Exercise aim: Word for word, transcribe the lines below and drop the pictures.

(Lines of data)
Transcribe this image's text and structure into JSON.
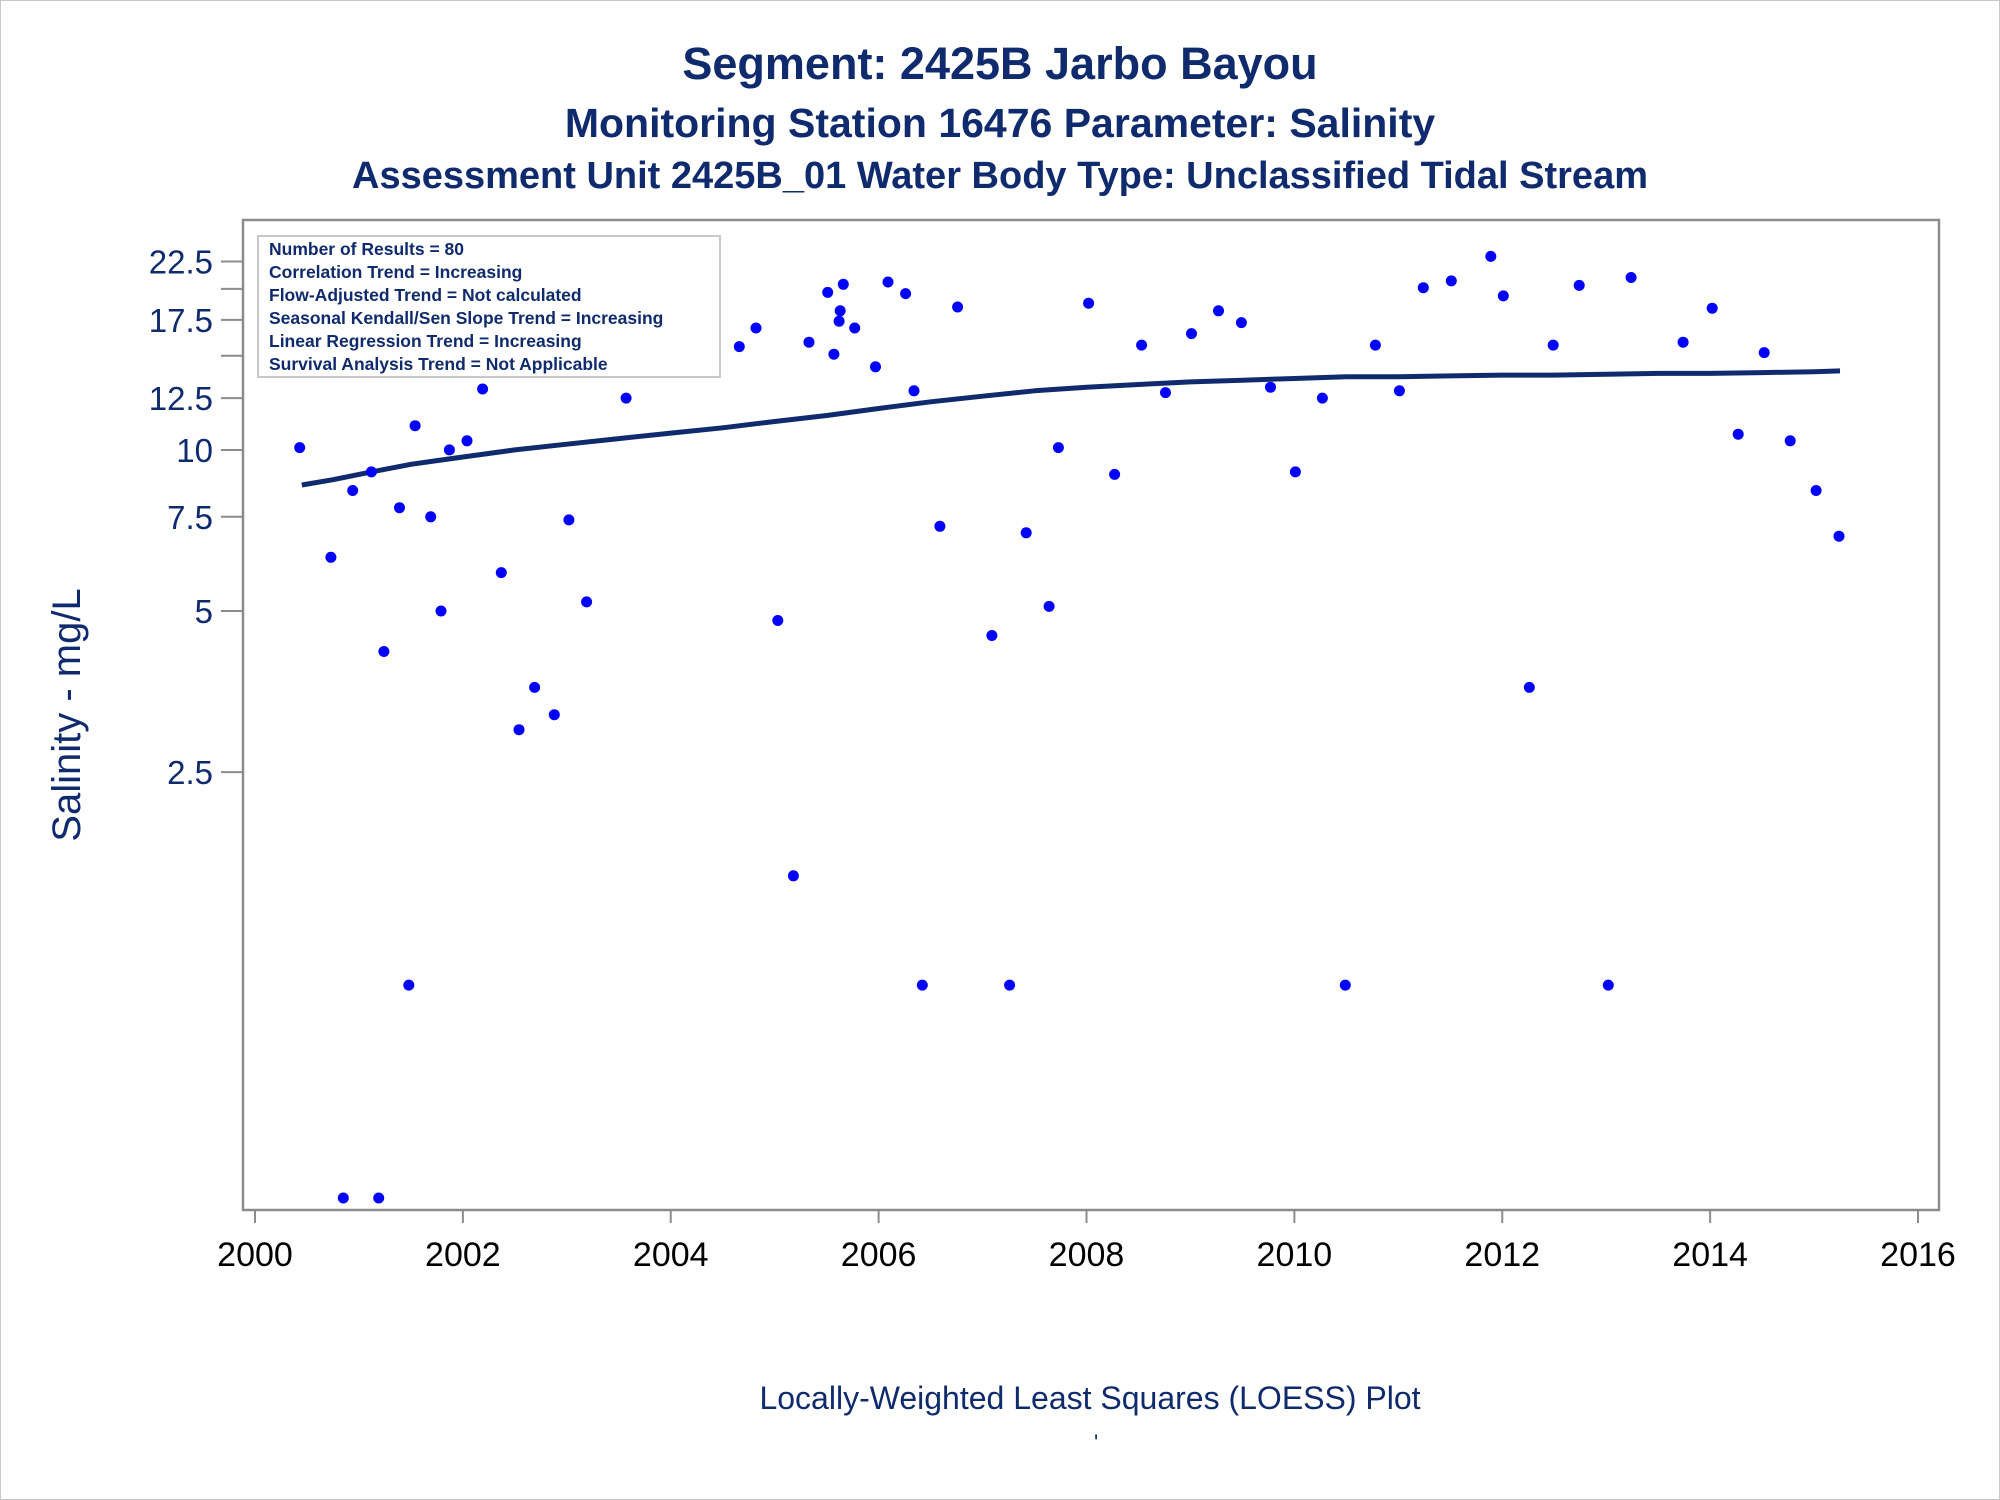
{
  "colors": {
    "title": "#0f2b6e",
    "points": "#0000ff",
    "loess_line": "#0f2b6e",
    "axis": "#8c8c8c",
    "tick_labels": "#0f2b6e",
    "x_tick_labels": "#000000"
  },
  "titles": {
    "line1": "Segment: 2425B  Jarbo Bayou",
    "line2": "Monitoring Station 16476 Parameter: Salinity",
    "line3": "Assessment Unit 2425B_01   Water Body Type: Unclassified Tidal Stream"
  },
  "stats_box": [
    "Number of Results = 80",
    "Correlation Trend = Increasing",
    "Flow-Adjusted Trend = Not calculated",
    "Seasonal Kendall/Sen Slope Trend = Increasing",
    "Linear Regression Trend = Increasing",
    "Survival Analysis Trend = Not Applicable"
  ],
  "footnote": "Locally-Weighted Least Squares (LOESS) Plot",
  "footnote_mark": "'",
  "chart_data": {
    "type": "scatter",
    "ylabel": "Salinity - mg/L",
    "xlabel": "",
    "xlim": [
      2000,
      2016
    ],
    "x_ticks": [
      2000,
      2002,
      2004,
      2006,
      2008,
      2010,
      2012,
      2014,
      2016
    ],
    "y_scale": "log",
    "ylim": [
      0.4,
      25
    ],
    "y_ticks": [
      2.5,
      5,
      7.5,
      10,
      12.5,
      17.5,
      22.5
    ],
    "y_minor_ticks": [
      15,
      20
    ],
    "grid": false,
    "series": [
      {
        "kind": "points",
        "x": [
          2000.43,
          2000.56,
          2000.65,
          2000.73,
          2000.79,
          2000.85,
          2000.94,
          2001.12,
          2001.19,
          2001.24,
          2001.39,
          2001.48,
          2001.54,
          2001.64,
          2001.69,
          2001.79,
          2001.87,
          2002.04,
          2002.19,
          2002.37,
          2002.54,
          2002.69,
          2002.88,
          2003.02,
          2003.19,
          2003.32,
          2003.57,
          2003.62,
          2004.66,
          2004.82,
          2005.03,
          2005.18,
          2005.33,
          2005.51,
          2005.57,
          2005.62,
          2005.63,
          2005.66,
          2005.77,
          2005.97,
          2006.09,
          2006.26,
          2006.34,
          2006.42,
          2006.59,
          2006.76,
          2007.09,
          2007.26,
          2007.42,
          2007.64,
          2007.73,
          2008.02,
          2008.27,
          2008.53,
          2008.76,
          2009.01,
          2009.27,
          2009.49,
          2009.77,
          2010.01,
          2010.27,
          2010.49,
          2010.78,
          2011.01,
          2011.24,
          2011.51,
          2011.89,
          2012.01,
          2012.26,
          2012.49,
          2012.74,
          2013.02,
          2013.24,
          2013.74,
          2014.02,
          2014.27,
          2014.52,
          2014.77,
          2015.02,
          2015.24
        ],
        "y": [
          10.1,
          17.3,
          20.6,
          6.3,
          16.6,
          0.4,
          8.4,
          9.1,
          0.4,
          4.2,
          7.8,
          1.0,
          11.1,
          16.6,
          7.5,
          5.0,
          10.0,
          10.4,
          13.0,
          5.9,
          3.0,
          3.6,
          3.2,
          7.4,
          5.2,
          14.0,
          12.5,
          17.5,
          15.6,
          16.9,
          4.8,
          1.6,
          15.9,
          19.7,
          15.1,
          17.4,
          18.2,
          20.4,
          16.9,
          14.3,
          20.6,
          19.6,
          12.9,
          1.0,
          7.2,
          18.5,
          4.5,
          1.0,
          7.0,
          5.1,
          10.1,
          18.8,
          9.0,
          15.7,
          12.8,
          16.5,
          18.2,
          17.3,
          13.1,
          9.1,
          12.5,
          1.0,
          15.7,
          12.9,
          20.1,
          20.7,
          23.0,
          19.4,
          3.6,
          15.7,
          20.3,
          1.0,
          21.0,
          15.9,
          18.4,
          10.7,
          15.2,
          10.4,
          8.4,
          6.9
        ]
      },
      {
        "kind": "loess",
        "x": [
          2000.45,
          2000.75,
          2001.0,
          2001.25,
          2001.5,
          2001.75,
          2002.0,
          2002.5,
          2003.0,
          2003.5,
          2004.0,
          2004.5,
          2005.0,
          2005.5,
          2006.0,
          2006.5,
          2007.0,
          2007.5,
          2008.0,
          2008.5,
          2009.0,
          2009.5,
          2010.0,
          2010.5,
          2011.0,
          2011.5,
          2012.0,
          2012.5,
          2013.0,
          2013.5,
          2014.0,
          2014.5,
          2015.0,
          2015.25
        ],
        "y": [
          8.6,
          8.8,
          9.0,
          9.2,
          9.4,
          9.55,
          9.7,
          10.0,
          10.25,
          10.5,
          10.75,
          11.0,
          11.3,
          11.6,
          11.95,
          12.3,
          12.6,
          12.9,
          13.1,
          13.25,
          13.4,
          13.5,
          13.6,
          13.7,
          13.7,
          13.75,
          13.8,
          13.8,
          13.85,
          13.9,
          13.9,
          13.95,
          14.0,
          14.05
        ]
      }
    ]
  }
}
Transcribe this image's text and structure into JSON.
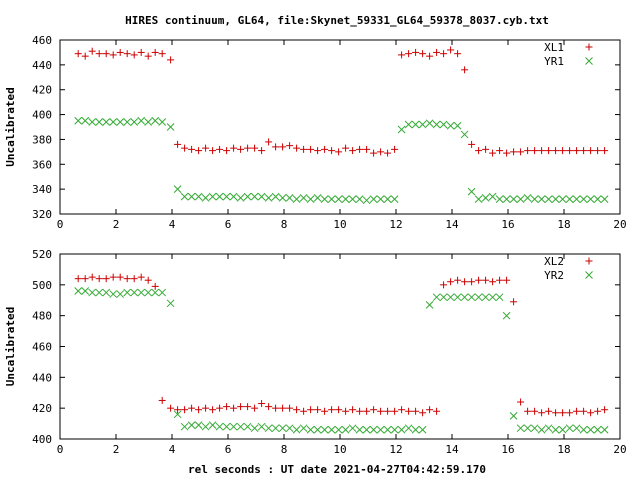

Result for this exercise:
Transcribe this image's text and structure into JSON.
{
  "colors": {
    "title": "#0f2b6e",
    "points": "#0000ff",
    "loess_line": "#0f2b6e",
    "axis": "#8c8c8c",
    "tick_labels": "#0f2b6e",
    "x_tick_labels": "#000000"
  },
  "titles": {
    "line1": "Segment: 2425B  Jarbo Bayou",
    "line2": "Monitoring Station 16476 Parameter: Salinity",
    "line3": "Assessment Unit 2425B_01   Water Body Type: Unclassified Tidal Stream"
  },
  "stats_box": [
    "Number of Results = 80",
    "Correlation Trend = Increasing",
    "Flow-Adjusted Trend = Not calculated",
    "Seasonal Kendall/Sen Slope Trend = Increasing",
    "Linear Regression Trend = Increasing",
    "Survival Analysis Trend = Not Applicable"
  ],
  "footnote": "Locally-Weighted Least Squares (LOESS) Plot",
  "footnote_mark": "'",
  "chart_data": {
    "type": "scatter",
    "ylabel": "Salinity - mg/L",
    "xlabel": "",
    "xlim": [
      2000,
      2016
    ],
    "x_ticks": [
      2000,
      2002,
      2004,
      2006,
      2008,
      2010,
      2012,
      2014,
      2016
    ],
    "y_scale": "log",
    "ylim": [
      0.4,
      25
    ],
    "y_ticks": [
      2.5,
      5,
      7.5,
      10,
      12.5,
      17.5,
      22.5
    ],
    "y_minor_ticks": [
      15,
      20
    ],
    "grid": false,
    "series": [
      {
        "kind": "points",
        "x": [
          2000.43,
          2000.56,
          2000.65,
          2000.73,
          2000.79,
          2000.85,
          2000.94,
          2001.12,
          2001.19,
          2001.24,
          2001.39,
          2001.48,
          2001.54,
          2001.64,
          2001.69,
          2001.79,
          2001.87,
          2002.04,
          2002.19,
          2002.37,
          2002.54,
          2002.69,
          2002.88,
          2003.02,
          2003.19,
          2003.32,
          2003.57,
          2003.62,
          2004.66,
          2004.82,
          2005.03,
          2005.18,
          2005.33,
          2005.51,
          2005.57,
          2005.62,
          2005.63,
          2005.66,
          2005.77,
          2005.97,
          2006.09,
          2006.26,
          2006.34,
          2006.42,
          2006.59,
          2006.76,
          2007.09,
          2007.26,
          2007.42,
          2007.64,
          2007.73,
          2008.02,
          2008.27,
          2008.53,
          2008.76,
          2009.01,
          2009.27,
          2009.49,
          2009.77,
          2010.01,
          2010.27,
          2010.49,
          2010.78,
          2011.01,
          2011.24,
          2011.51,
          2011.89,
          2012.01,
          2012.26,
          2012.49,
          2012.74,
          2013.02,
          2013.24,
          2013.74,
          2014.02,
          2014.27,
          2014.52,
          2014.77,
          2015.02,
          2015.24
        ],
        "y": [
          10.1,
          17.3,
          20.6,
          6.3,
          16.6,
          0.4,
          8.4,
          9.1,
          0.4,
          4.2,
          7.8,
          1.0,
          11.1,
          16.6,
          7.5,
          5.0,
          10.0,
          10.4,
          13.0,
          5.9,
          3.0,
          3.6,
          3.2,
          7.4,
          5.2,
          14.0,
          12.5,
          17.5,
          15.6,
          16.9,
          4.8,
          1.6,
          15.9,
          19.7,
          15.1,
          17.4,
          18.2,
          20.4,
          16.9,
          14.3,
          20.6,
          19.6,
          12.9,
          1.0,
          7.2,
          18.5,
          4.5,
          1.0,
          7.0,
          5.1,
          10.1,
          18.8,
          9.0,
          15.7,
          12.8,
          16.5,
          18.2,
          17.3,
          13.1,
          9.1,
          12.5,
          1.0,
          15.7,
          12.9,
          20.1,
          20.7,
          23.0,
          19.4,
          3.6,
          15.7,
          20.3,
          1.0,
          21.0,
          15.9,
          18.4,
          10.7,
          15.2,
          10.4,
          8.4,
          6.9
        ]
      },
      {
        "kind": "loess",
        "x": [
          2000.45,
          2000.75,
          2001.0,
          2001.25,
          2001.5,
          2001.75,
          2002.0,
          2002.5,
          2003.0,
          2003.5,
          2004.0,
          2004.5,
          2005.0,
          2005.5,
          2006.0,
          2006.5,
          2007.0,
          2007.5,
          2008.0,
          2008.5,
          2009.0,
          2009.5,
          2010.0,
          2010.5,
          2011.0,
          2011.5,
          2012.0,
          2012.5,
          2013.0,
          2013.5,
          2014.0,
          2014.5,
          2015.0,
          2015.25
        ],
        "y": [
          8.6,
          8.8,
          9.0,
          9.2,
          9.4,
          9.55,
          9.7,
          10.0,
          10.25,
          10.5,
          10.75,
          11.0,
          11.3,
          11.6,
          11.95,
          12.3,
          12.6,
          12.9,
          13.1,
          13.25,
          13.4,
          13.5,
          13.6,
          13.7,
          13.7,
          13.75,
          13.8,
          13.8,
          13.85,
          13.9,
          13.9,
          13.95,
          14.0,
          14.05
        ]
      }
    ]
  }
}
Transcribe this image's text and structure into JSON.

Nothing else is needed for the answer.